## [INSTRUCTIONS FOR THE TASK]
Retype all of the entries word for word.

## [INPUT ROWS]
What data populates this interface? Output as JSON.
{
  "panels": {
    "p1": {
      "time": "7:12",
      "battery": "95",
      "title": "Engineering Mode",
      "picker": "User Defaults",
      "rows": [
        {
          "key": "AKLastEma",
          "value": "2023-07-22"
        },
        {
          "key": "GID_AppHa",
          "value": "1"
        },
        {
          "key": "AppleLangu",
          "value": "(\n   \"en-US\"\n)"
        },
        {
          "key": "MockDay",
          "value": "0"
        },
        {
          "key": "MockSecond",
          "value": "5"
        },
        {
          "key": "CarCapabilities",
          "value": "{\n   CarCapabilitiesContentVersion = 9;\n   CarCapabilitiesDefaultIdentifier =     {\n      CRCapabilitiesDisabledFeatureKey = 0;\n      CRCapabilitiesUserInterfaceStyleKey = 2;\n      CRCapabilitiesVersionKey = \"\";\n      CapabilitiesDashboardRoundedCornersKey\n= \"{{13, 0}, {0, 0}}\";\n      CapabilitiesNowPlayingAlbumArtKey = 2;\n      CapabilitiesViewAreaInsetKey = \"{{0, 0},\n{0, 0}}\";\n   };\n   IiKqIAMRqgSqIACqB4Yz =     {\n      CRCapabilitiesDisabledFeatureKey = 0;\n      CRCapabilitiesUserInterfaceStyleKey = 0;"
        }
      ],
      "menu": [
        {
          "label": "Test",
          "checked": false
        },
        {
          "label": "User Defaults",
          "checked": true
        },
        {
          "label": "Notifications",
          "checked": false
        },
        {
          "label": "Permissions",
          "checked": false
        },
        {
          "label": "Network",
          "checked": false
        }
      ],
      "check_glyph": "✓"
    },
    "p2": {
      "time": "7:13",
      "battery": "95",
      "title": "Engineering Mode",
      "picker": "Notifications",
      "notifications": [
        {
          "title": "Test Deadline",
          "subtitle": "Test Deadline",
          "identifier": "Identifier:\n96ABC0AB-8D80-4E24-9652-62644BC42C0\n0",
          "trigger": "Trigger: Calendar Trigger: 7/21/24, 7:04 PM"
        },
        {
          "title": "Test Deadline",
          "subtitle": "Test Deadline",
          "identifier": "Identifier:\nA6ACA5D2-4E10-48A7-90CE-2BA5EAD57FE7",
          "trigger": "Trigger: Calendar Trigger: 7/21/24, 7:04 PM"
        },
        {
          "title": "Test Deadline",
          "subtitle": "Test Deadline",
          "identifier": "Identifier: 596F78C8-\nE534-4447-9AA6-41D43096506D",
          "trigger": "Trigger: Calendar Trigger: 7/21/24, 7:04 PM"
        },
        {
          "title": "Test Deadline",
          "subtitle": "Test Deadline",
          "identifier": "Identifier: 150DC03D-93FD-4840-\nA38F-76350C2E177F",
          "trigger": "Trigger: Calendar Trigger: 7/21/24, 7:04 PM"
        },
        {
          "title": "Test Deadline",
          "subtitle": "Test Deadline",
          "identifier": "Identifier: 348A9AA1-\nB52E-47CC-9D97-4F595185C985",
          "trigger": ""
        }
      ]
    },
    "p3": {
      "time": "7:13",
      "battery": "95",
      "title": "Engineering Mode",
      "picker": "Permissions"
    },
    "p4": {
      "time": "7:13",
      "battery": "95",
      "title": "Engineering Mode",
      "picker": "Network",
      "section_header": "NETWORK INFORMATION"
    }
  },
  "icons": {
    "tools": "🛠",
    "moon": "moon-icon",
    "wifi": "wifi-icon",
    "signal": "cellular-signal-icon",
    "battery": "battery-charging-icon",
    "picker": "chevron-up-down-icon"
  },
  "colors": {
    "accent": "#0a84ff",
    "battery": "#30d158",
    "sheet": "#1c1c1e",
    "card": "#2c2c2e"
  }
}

## [ANSWER FOR THE TASK]
What data populates this interface? Output as JSON.
{
  "panels": {
    "p1": {
      "time": "7:12",
      "battery": "95",
      "title": "Engineering Mode",
      "picker": "User Defaults",
      "rows": [
        {
          "key": "AKLastEma",
          "value": "2023-07-22"
        },
        {
          "key": "GID_AppHa",
          "value": "1"
        },
        {
          "key": "AppleLangu",
          "value": "(\n   \"en-US\"\n)"
        },
        {
          "key": "MockDay",
          "value": "0"
        },
        {
          "key": "MockSecond",
          "value": "5"
        },
        {
          "key": "CarCapabilities",
          "value": "{\n   CarCapabilitiesContentVersion = 9;\n   CarCapabilitiesDefaultIdentifier =     {\n      CRCapabilitiesDisabledFeatureKey = 0;\n      CRCapabilitiesUserInterfaceStyleKey = 2;\n      CRCapabilitiesVersionKey = \"\";\n      CapabilitiesDashboardRoundedCornersKey\n= \"{{13, 0}, {0, 0}}\";\n      CapabilitiesNowPlayingAlbumArtKey = 2;\n      CapabilitiesViewAreaInsetKey = \"{{0, 0},\n{0, 0}}\";\n   };\n   IiKqIAMRqgSqIACqB4Yz =     {\n      CRCapabilitiesDisabledFeatureKey = 0;\n      CRCapabilitiesUserInterfaceStyleKey = 0;"
        }
      ],
      "menu": [
        {
          "label": "Test",
          "checked": false
        },
        {
          "label": "User Defaults",
          "checked": true
        },
        {
          "label": "Notifications",
          "checked": false
        },
        {
          "label": "Permissions",
          "checked": false
        },
        {
          "label": "Network",
          "checked": false
        }
      ],
      "check_glyph": "✓"
    },
    "p2": {
      "time": "7:13",
      "battery": "95",
      "title": "Engineering Mode",
      "picker": "Notifications",
      "notifications": [
        {
          "title": "Test Deadline",
          "subtitle": "Test Deadline",
          "identifier": "Identifier:\n96ABC0AB-8D80-4E24-9652-62644BC42C0\n0",
          "trigger": "Trigger: Calendar Trigger: 7/21/24, 7:04 PM"
        },
        {
          "title": "Test Deadline",
          "subtitle": "Test Deadline",
          "identifier": "Identifier:\nA6ACA5D2-4E10-48A7-90CE-2BA5EAD57FE7",
          "trigger": "Trigger: Calendar Trigger: 7/21/24, 7:04 PM"
        },
        {
          "title": "Test Deadline",
          "subtitle": "Test Deadline",
          "identifier": "Identifier: 596F78C8-\nE534-4447-9AA6-41D43096506D",
          "trigger": "Trigger: Calendar Trigger: 7/21/24, 7:04 PM"
        },
        {
          "title": "Test Deadline",
          "subtitle": "Test Deadline",
          "identifier": "Identifier: 150DC03D-93FD-4840-\nA38F-76350C2E177F",
          "trigger": "Trigger: Calendar Trigger: 7/21/24, 7:04 PM"
        },
        {
          "title": "Test Deadline",
          "subtitle": "Test Deadline",
          "identifier": "Identifier: 348A9AA1-\nB52E-47CC-9D97-4F595185C985",
          "trigger": ""
        }
      ]
    },
    "p3": {
      "time": "7:13",
      "battery": "95",
      "title": "Engineering Mode",
      "picker": "Permissions"
    },
    "p4": {
      "time": "7:13",
      "battery": "95",
      "title": "Engineering Mode",
      "picker": "Network",
      "section_header": "NETWORK INFORMATION"
    }
  },
  "icons": {
    "tools": "🛠",
    "moon": "moon-icon",
    "wifi": "wifi-icon",
    "signal": "cellular-signal-icon",
    "battery": "battery-charging-icon",
    "picker": "chevron-up-down-icon"
  },
  "colors": {
    "accent": "#0a84ff",
    "battery": "#30d158",
    "sheet": "#1c1c1e",
    "card": "#2c2c2e"
  }
}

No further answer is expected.